▶ [Brief]:
Each line containing the word "retweets" must be collected.
┄┄┄┄┄┄
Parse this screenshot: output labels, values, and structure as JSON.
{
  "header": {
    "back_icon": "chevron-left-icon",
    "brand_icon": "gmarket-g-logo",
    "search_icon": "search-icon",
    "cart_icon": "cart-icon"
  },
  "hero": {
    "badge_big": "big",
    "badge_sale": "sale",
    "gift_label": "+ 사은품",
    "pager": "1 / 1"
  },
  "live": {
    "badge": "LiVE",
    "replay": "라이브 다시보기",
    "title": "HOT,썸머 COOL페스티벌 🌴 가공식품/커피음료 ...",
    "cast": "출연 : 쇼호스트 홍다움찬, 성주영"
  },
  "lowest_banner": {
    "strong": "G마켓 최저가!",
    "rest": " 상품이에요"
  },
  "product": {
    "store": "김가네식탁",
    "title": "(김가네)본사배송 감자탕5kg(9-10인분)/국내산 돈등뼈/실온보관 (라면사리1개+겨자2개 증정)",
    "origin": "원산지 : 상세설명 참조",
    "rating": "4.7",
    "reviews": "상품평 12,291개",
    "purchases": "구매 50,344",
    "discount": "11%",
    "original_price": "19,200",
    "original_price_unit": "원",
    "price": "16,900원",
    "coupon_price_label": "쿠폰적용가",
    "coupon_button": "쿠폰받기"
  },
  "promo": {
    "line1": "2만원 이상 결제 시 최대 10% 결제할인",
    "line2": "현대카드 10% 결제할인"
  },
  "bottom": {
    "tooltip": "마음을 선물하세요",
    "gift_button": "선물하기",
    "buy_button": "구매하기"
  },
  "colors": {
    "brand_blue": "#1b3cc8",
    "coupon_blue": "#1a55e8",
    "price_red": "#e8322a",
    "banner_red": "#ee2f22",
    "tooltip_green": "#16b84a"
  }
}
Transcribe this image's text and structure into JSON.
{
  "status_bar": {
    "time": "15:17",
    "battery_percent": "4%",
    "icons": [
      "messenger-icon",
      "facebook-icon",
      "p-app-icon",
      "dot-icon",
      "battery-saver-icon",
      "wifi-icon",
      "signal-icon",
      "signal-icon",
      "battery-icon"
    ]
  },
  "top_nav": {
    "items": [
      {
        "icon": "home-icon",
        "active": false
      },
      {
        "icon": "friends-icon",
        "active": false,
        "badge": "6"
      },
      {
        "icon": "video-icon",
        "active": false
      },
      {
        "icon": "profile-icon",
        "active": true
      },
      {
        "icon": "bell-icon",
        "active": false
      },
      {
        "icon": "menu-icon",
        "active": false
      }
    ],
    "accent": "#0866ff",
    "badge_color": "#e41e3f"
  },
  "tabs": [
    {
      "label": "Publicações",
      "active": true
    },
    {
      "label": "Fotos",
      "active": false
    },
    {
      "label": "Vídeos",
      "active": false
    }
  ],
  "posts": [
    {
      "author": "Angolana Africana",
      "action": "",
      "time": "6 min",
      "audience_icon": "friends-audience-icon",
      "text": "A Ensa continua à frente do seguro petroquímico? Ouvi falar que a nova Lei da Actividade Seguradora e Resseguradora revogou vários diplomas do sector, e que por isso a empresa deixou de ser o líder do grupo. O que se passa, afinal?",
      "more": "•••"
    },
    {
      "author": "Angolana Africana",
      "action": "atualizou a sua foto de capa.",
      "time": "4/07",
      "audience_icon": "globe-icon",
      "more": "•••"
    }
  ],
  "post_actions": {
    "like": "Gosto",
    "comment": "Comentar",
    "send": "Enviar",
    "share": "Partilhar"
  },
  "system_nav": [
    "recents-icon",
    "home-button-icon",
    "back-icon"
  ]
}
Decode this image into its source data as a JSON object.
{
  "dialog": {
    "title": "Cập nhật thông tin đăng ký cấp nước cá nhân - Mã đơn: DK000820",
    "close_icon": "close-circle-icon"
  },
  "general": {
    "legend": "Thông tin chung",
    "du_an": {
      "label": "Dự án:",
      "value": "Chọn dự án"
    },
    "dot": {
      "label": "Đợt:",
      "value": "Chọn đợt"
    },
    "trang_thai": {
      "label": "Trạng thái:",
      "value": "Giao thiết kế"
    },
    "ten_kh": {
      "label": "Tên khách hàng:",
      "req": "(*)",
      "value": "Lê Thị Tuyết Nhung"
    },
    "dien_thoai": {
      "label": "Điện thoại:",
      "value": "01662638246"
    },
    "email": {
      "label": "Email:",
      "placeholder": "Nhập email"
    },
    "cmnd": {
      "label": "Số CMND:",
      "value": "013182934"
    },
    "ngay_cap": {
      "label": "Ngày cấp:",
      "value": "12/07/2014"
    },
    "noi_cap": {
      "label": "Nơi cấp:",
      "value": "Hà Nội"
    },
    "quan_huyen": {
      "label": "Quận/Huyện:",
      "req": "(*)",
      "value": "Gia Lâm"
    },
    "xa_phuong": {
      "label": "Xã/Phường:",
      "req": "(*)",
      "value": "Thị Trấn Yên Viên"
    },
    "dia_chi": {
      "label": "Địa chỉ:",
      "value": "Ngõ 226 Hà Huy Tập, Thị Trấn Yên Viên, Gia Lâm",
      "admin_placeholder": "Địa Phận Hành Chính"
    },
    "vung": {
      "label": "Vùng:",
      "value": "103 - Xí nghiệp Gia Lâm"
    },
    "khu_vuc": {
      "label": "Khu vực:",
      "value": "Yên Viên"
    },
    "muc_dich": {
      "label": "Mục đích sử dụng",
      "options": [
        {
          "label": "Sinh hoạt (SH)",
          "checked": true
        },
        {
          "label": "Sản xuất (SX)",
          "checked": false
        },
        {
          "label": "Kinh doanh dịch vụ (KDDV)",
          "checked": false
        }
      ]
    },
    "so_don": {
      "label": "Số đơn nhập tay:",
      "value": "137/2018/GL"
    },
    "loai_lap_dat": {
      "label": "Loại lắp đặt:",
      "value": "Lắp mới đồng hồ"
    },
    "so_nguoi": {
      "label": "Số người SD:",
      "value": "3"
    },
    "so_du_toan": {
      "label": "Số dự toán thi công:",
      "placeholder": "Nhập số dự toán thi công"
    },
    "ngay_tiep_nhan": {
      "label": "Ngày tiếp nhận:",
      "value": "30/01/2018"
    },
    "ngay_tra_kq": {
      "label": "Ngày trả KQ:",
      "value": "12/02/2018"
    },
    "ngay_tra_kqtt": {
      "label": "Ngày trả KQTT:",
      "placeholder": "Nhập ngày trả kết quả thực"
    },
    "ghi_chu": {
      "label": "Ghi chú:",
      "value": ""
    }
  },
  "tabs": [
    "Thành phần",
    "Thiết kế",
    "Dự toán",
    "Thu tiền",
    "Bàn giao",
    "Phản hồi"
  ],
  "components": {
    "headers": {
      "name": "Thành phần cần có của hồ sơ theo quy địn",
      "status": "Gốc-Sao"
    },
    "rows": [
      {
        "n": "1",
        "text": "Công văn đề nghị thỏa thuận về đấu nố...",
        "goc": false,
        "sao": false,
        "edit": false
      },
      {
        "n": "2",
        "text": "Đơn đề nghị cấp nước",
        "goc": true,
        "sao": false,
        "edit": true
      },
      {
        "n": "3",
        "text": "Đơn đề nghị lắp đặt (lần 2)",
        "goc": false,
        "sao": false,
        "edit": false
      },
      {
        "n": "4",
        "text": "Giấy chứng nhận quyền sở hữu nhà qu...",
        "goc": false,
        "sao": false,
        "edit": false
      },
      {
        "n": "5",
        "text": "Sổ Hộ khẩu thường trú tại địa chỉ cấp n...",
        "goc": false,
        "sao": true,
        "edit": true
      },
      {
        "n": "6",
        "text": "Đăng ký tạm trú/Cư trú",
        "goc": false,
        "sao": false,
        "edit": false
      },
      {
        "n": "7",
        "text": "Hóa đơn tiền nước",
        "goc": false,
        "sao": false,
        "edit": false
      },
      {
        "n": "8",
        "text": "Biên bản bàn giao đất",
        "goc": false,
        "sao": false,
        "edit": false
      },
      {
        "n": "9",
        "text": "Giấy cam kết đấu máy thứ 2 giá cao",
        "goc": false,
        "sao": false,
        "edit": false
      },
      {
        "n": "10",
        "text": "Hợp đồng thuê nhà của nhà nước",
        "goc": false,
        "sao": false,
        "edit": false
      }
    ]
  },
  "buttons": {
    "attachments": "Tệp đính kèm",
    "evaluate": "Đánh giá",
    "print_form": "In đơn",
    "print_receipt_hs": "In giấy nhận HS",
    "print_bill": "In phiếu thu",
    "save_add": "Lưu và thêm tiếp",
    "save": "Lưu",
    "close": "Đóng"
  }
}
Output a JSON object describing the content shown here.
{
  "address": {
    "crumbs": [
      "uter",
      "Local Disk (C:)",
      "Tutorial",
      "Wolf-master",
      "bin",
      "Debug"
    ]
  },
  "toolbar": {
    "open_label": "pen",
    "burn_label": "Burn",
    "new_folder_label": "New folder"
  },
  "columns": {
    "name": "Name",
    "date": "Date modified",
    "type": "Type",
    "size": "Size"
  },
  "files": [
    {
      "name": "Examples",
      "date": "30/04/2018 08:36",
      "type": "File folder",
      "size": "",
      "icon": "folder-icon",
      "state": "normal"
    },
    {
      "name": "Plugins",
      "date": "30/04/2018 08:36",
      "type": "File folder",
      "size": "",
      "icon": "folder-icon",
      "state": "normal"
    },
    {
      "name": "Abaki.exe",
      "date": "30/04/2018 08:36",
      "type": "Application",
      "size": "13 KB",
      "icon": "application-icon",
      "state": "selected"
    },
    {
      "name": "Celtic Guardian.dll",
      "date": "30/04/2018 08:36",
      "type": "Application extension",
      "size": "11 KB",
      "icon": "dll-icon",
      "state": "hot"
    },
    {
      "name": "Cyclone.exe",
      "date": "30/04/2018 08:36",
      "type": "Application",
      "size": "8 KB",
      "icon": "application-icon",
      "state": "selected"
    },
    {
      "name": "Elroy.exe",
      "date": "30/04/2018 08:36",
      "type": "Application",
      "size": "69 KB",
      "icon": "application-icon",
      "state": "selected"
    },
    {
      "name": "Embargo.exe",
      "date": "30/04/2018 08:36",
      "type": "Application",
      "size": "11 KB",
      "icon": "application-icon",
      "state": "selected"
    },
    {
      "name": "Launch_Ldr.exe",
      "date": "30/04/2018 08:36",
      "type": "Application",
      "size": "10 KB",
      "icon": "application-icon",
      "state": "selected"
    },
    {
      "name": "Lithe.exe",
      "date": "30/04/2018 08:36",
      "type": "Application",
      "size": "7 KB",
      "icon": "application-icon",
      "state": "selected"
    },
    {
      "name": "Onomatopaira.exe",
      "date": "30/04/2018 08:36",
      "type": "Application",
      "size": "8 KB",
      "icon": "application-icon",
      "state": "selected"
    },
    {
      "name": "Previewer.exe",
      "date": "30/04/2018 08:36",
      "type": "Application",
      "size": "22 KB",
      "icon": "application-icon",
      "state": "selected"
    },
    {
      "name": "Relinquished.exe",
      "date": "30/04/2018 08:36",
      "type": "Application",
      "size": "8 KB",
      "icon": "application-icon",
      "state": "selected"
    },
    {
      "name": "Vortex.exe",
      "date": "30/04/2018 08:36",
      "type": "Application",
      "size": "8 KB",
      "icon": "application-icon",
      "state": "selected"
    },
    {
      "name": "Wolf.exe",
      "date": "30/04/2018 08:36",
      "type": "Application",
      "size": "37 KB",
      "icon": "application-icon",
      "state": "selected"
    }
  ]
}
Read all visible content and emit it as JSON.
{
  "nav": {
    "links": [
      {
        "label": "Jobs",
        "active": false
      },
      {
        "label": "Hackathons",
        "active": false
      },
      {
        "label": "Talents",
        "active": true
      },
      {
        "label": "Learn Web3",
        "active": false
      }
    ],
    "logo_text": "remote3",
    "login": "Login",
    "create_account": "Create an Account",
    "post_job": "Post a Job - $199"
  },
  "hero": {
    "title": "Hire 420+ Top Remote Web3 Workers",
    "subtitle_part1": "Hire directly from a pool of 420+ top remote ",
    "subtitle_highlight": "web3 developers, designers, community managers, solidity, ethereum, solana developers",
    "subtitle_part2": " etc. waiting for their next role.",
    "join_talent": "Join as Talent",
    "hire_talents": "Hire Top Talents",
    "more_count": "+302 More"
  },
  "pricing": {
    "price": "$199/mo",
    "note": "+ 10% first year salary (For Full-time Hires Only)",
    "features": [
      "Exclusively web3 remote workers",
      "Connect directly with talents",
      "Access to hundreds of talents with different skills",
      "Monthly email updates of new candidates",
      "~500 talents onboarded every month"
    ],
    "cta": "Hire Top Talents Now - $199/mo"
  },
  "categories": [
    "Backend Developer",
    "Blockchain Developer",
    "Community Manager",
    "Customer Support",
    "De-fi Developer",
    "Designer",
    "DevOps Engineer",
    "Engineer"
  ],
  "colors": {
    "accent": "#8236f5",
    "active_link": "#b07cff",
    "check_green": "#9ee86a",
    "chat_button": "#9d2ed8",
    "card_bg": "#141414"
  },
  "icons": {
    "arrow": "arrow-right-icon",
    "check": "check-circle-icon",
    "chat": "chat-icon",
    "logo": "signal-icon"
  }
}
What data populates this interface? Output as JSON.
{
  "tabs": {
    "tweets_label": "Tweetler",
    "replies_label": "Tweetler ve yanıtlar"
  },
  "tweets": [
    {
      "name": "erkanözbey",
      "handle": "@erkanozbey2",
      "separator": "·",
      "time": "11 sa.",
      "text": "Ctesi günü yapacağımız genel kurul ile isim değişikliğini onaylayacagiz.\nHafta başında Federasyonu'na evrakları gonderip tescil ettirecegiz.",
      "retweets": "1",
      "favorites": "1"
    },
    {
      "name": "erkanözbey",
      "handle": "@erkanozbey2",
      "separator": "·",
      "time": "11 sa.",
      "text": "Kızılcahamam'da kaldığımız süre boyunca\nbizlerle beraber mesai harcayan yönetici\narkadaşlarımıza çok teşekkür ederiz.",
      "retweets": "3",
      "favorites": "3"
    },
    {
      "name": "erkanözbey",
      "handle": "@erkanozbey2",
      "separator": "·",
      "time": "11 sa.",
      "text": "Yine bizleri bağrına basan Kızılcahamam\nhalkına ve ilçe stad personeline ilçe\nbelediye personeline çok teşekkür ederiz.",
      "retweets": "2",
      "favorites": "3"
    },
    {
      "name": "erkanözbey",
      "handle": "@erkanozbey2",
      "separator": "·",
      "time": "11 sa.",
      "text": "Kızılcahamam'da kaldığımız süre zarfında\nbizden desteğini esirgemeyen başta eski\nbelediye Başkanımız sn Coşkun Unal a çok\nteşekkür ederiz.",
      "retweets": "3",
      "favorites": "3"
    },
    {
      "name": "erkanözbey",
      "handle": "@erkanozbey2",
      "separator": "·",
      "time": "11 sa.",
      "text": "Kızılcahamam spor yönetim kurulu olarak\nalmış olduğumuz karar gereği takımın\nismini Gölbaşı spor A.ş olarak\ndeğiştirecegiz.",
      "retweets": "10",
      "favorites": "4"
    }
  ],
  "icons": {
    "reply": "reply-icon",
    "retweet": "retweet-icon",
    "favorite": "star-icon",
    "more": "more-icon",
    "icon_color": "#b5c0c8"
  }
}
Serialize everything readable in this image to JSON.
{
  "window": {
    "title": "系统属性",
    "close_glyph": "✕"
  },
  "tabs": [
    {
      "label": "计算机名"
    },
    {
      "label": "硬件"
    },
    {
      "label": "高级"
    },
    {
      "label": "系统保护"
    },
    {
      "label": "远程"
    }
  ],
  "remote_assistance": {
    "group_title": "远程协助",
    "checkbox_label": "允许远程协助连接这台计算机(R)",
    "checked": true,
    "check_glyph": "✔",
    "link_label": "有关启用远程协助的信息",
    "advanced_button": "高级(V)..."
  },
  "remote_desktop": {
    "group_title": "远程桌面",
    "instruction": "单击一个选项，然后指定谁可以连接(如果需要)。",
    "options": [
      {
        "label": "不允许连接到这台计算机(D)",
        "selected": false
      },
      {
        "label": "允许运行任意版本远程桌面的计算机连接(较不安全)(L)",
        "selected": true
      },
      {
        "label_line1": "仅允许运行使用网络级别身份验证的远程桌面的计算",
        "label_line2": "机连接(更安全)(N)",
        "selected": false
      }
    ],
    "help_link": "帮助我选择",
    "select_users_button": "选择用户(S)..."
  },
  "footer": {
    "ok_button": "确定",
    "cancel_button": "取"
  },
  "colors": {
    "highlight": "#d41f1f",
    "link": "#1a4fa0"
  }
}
┄┄┄┄┄┄
▶ [The answer]:
      "retweets": "1",
      "retweets": "3",
      "retweets": "2",
      "retweets": "3",
      "retweets": "10",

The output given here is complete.